* begin Exercise data *
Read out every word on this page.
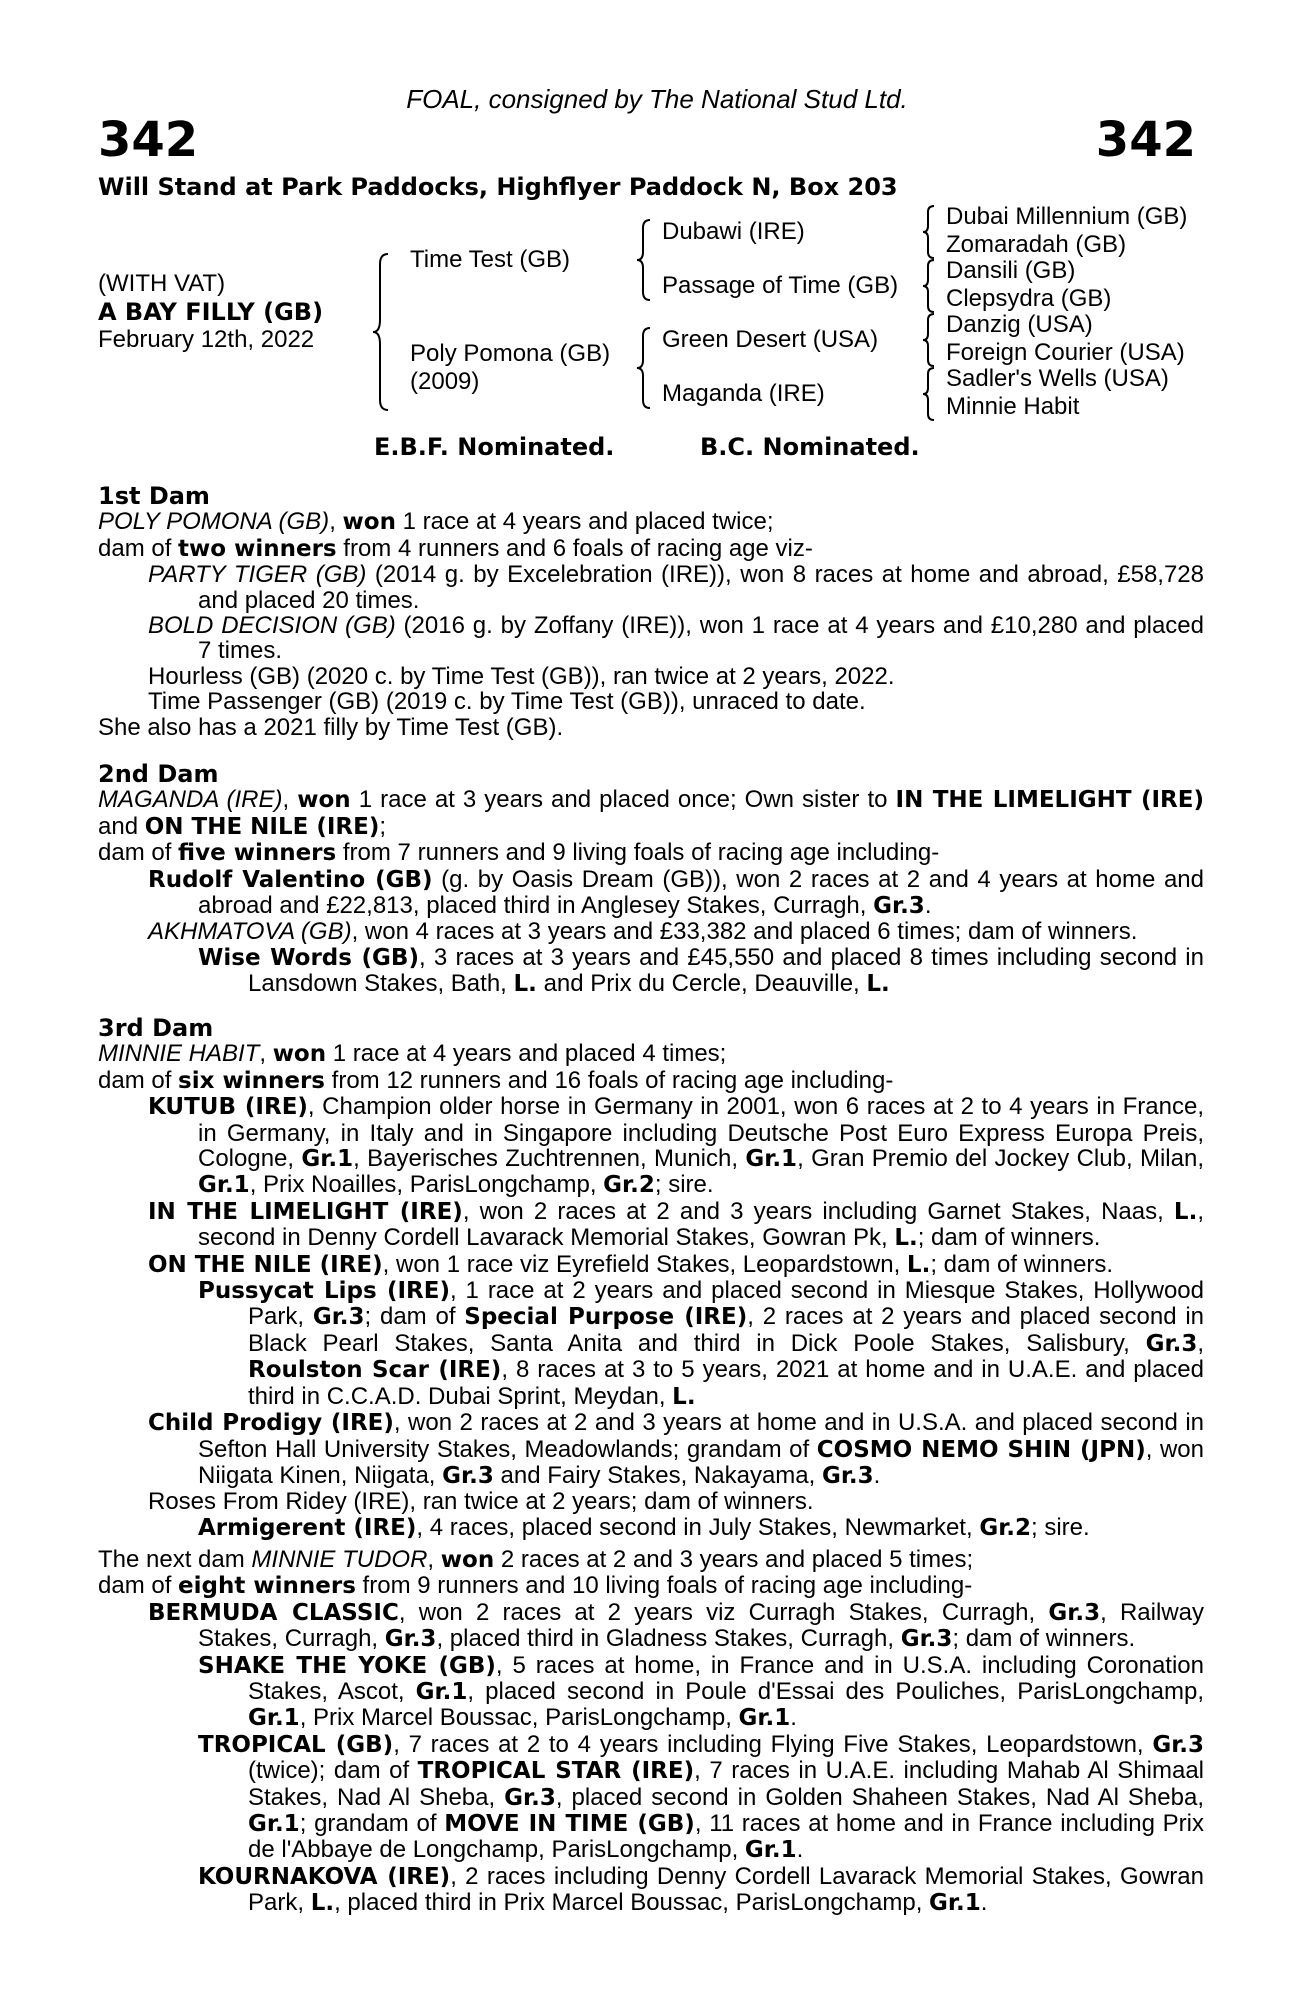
FOAL, consigned by The National Stud Ltd.
342	342
Will Stand at Park Paddocks, Highflyer Paddock N, Box 203
(WITH VAT)
A BAY FILLY (GB)
February 12th, 2022
Time Test (GB)
Poly Pomona (GB)
(2009)
Dubawi (IRE)
Passage of Time (GB)
Green Desert (USA)
Maganda (IRE)
Dubai Millennium (GB)
Zomaradah (GB)
Dansili (GB)
Clepsydra (GB)
Danzig (USA)
Foreign Courier (USA)
Sadler's Wells (USA)
Minnie Habit
E.B.F. Nominated.	B.C. Nominated.

1st Dam

POLY POMONA (GB), won 1 race at 4 years and placed twice;

dam of two winners from 4 runners and 6 foals of racing age viz-

PARTY TIGER (GB) (2014 g. by Excelebration (IRE)), won 8 races at home and abroad, £58,728 and placed 20 times.

BOLD DECISION (GB) (2016 g. by Zoffany (IRE)), won 1 race at 4 years and £10,280 and placed 7 times.

Hourless (GB) (2020 c. by Time Test (GB)), ran twice at 2 years, 2022.

Time Passenger (GB) (2019 c. by Time Test (GB)), unraced to date.

She also has a 2021 filly by Time Test (GB).

2nd Dam

MAGANDA (IRE), won 1 race at 3 years and placed once; Own sister to IN THE LIMELIGHT (IRE) and ON THE NILE (IRE);

dam of five winners from 7 runners and 9 living foals of racing age including-

Rudolf Valentino (GB) (g. by Oasis Dream (GB)), won 2 races at 2 and 4 years at home and abroad and £22,813, placed third in Anglesey Stakes, Curragh, Gr.3.

AKHMATOVA (GB), won 4 races at 3 years and £33,382 and placed 6 times; dam of winners.

Wise Words (GB), 3 races at 3 years and £45,550 and placed 8 times including second in Lansdown Stakes, Bath, L. and Prix du Cercle, Deauville, L.

3rd Dam

MINNIE HABIT, won 1 race at 4 years and placed 4 times;

dam of six winners from 12 runners and 16 foals of racing age including-

KUTUB (IRE), Champion older horse in Germany in 2001, won 6 races at 2 to 4 years in France, in Germany, in Italy and in Singapore including Deutsche Post Euro Express Europa Preis, Cologne, Gr.1, Bayerisches Zuchtrennen, Munich, Gr.1, Gran Premio del Jockey Club, Milan, Gr.1, Prix Noailles, ParisLongchamp, Gr.2; sire.

IN THE LIMELIGHT (IRE), won 2 races at 2 and 3 years including Garnet Stakes, Naas, L., second in Denny Cordell Lavarack Memorial Stakes, Gowran Pk, L.; dam of winners.

ON THE NILE (IRE), won 1 race viz Eyrefield Stakes, Leopardstown, L.; dam of winners.

Pussycat Lips (IRE), 1 race at 2 years and placed second in Miesque Stakes, Hollywood Park, Gr.3; dam of Special Purpose (IRE), 2 races at 2 years and placed second in Black Pearl Stakes, Santa Anita and third in Dick Poole Stakes, Salisbury, Gr.3, Roulston Scar (IRE), 8 races at 3 to 5 years, 2021 at home and in U.A.E. and placed third in C.C.A.D. Dubai Sprint, Meydan, L.

Child Prodigy (IRE), won 2 races at 2 and 3 years at home and in U.S.A. and placed second in Sefton Hall University Stakes, Meadowlands; grandam of COSMO NEMO SHIN (JPN), won Niigata Kinen, Niigata, Gr.3 and Fairy Stakes, Nakayama, Gr.3.

Roses From Ridey (IRE), ran twice at 2 years; dam of winners.

Armigerent (IRE), 4 races, placed second in July Stakes, Newmarket, Gr.2; sire.

The next dam MINNIE TUDOR, won 2 races at 2 and 3 years and placed 5 times;

dam of eight winners from 9 runners and 10 living foals of racing age including-

BERMUDA CLASSIC, won 2 races at 2 years viz Curragh Stakes, Curragh, Gr.3, Railway Stakes, Curragh, Gr.3, placed third in Gladness Stakes, Curragh, Gr.3; dam of winners.

SHAKE THE YOKE (GB), 5 races at home, in France and in U.S.A. including Coronation Stakes, Ascot, Gr.1, placed second in Poule d'Essai des Pouliches, ParisLongchamp, Gr.1, Prix Marcel Boussac, ParisLongchamp, Gr.1.

TROPICAL (GB), 7 races at 2 to 4 years including Flying Five Stakes, Leopardstown, Gr.3 (twice); dam of TROPICAL STAR (IRE), 7 races in U.A.E. including Mahab Al Shimaal Stakes, Nad Al Sheba, Gr.3, placed second in Golden Shaheen Stakes, Nad Al Sheba, Gr.1; grandam of MOVE IN TIME (GB), 11 races at home and in France including Prix de l'Abbaye de Longchamp, ParisLongchamp, Gr.1.

KOURNAKOVA (IRE), 2 races including Denny Cordell Lavarack Memorial Stakes, Gowran Park, L., placed third in Prix Marcel Boussac, ParisLongchamp, Gr.1.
* end Exercise data *
Exercise: Without the pictures, output the full listing exactly as it stands.

Solution to the exercise:
Read out every word on this page.
FOAL, consigned by The National Stud Ltd.
342	342
Will Stand at Park Paddocks, Highflyer Paddock N, Box 203
(WITH VAT)
A BAY FILLY (GB)
February 12th, 2022
Time Test (GB)
Poly Pomona (GB)
(2009)
Dubawi (IRE)
Passage of Time (GB)
Green Desert (USA)
Maganda (IRE)
Dubai Millennium (GB)
Zomaradah (GB)
Dansili (GB)
Clepsydra (GB)
Danzig (USA)
Foreign Courier (USA)
Sadler's Wells (USA)
Minnie Habit
E.B.F. Nominated.	B.C. Nominated.

1st Dam

POLY POMONA (GB), won 1 race at 4 years and placed twice;

dam of two winners from 4 runners and 6 foals of racing age viz-

PARTY TIGER (GB) (2014 g. by Excelebration (IRE)), won 8 races at home and abroad, £58,728 and placed 20 times.

BOLD DECISION (GB) (2016 g. by Zoffany (IRE)), won 1 race at 4 years and £10,280 and placed 7 times.

Hourless (GB) (2020 c. by Time Test (GB)), ran twice at 2 years, 2022.

Time Passenger (GB) (2019 c. by Time Test (GB)), unraced to date.

She also has a 2021 filly by Time Test (GB).

2nd Dam

MAGANDA (IRE), won 1 race at 3 years and placed once; Own sister to IN THE LIMELIGHT (IRE) and ON THE NILE (IRE);

dam of five winners from 7 runners and 9 living foals of racing age including-

Rudolf Valentino (GB) (g. by Oasis Dream (GB)), won 2 races at 2 and 4 years at home and abroad and £22,813, placed third in Anglesey Stakes, Curragh, Gr.3.

AKHMATOVA (GB), won 4 races at 3 years and £33,382 and placed 6 times; dam of winners.

Wise Words (GB), 3 races at 3 years and £45,550 and placed 8 times including second in Lansdown Stakes, Bath, L. and Prix du Cercle, Deauville, L.

3rd Dam

MINNIE HABIT, won 1 race at 4 years and placed 4 times;

dam of six winners from 12 runners and 16 foals of racing age including-

KUTUB (IRE), Champion older horse in Germany in 2001, won 6 races at 2 to 4 years in France, in Germany, in Italy and in Singapore including Deutsche Post Euro Express Europa Preis, Cologne, Gr.1, Bayerisches Zuchtrennen, Munich, Gr.1, Gran Premio del Jockey Club, Milan, Gr.1, Prix Noailles, ParisLongchamp, Gr.2; sire.

IN THE LIMELIGHT (IRE), won 2 races at 2 and 3 years including Garnet Stakes, Naas, L., second in Denny Cordell Lavarack Memorial Stakes, Gowran Pk, L.; dam of winners.

ON THE NILE (IRE), won 1 race viz Eyrefield Stakes, Leopardstown, L.; dam of winners.

Pussycat Lips (IRE), 1 race at 2 years and placed second in Miesque Stakes, Hollywood Park, Gr.3; dam of Special Purpose (IRE), 2 races at 2 years and placed second in Black Pearl Stakes, Santa Anita and third in Dick Poole Stakes, Salisbury, Gr.3, Roulston Scar (IRE), 8 races at 3 to 5 years, 2021 at home and in U.A.E. and placed third in C.C.A.D. Dubai Sprint, Meydan, L.

Child Prodigy (IRE), won 2 races at 2 and 3 years at home and in U.S.A. and placed second in Sefton Hall University Stakes, Meadowlands; grandam of COSMO NEMO SHIN (JPN), won Niigata Kinen, Niigata, Gr.3 and Fairy Stakes, Nakayama, Gr.3.

Roses From Ridey (IRE), ran twice at 2 years; dam of winners.

Armigerent (IRE), 4 races, placed second in July Stakes, Newmarket, Gr.2; sire.

The next dam MINNIE TUDOR, won 2 races at 2 and 3 years and placed 5 times;

dam of eight winners from 9 runners and 10 living foals of racing age including-

BERMUDA CLASSIC, won 2 races at 2 years viz Curragh Stakes, Curragh, Gr.3, Railway Stakes, Curragh, Gr.3, placed third in Gladness Stakes, Curragh, Gr.3; dam of winners.

SHAKE THE YOKE (GB), 5 races at home, in France and in U.S.A. including Coronation Stakes, Ascot, Gr.1, placed second in Poule d'Essai des Pouliches, ParisLongchamp, Gr.1, Prix Marcel Boussac, ParisLongchamp, Gr.1.

TROPICAL (GB), 7 races at 2 to 4 years including Flying Five Stakes, Leopardstown, Gr.3 (twice); dam of TROPICAL STAR (IRE), 7 races in U.A.E. including Mahab Al Shimaal Stakes, Nad Al Sheba, Gr.3, placed second in Golden Shaheen Stakes, Nad Al Sheba, Gr.1; grandam of MOVE IN TIME (GB), 11 races at home and in France including Prix de l'Abbaye de Longchamp, ParisLongchamp, Gr.1.

KOURNAKOVA (IRE), 2 races including Denny Cordell Lavarack Memorial Stakes, Gowran Park, L., placed third in Prix Marcel Boussac, ParisLongchamp, Gr.1.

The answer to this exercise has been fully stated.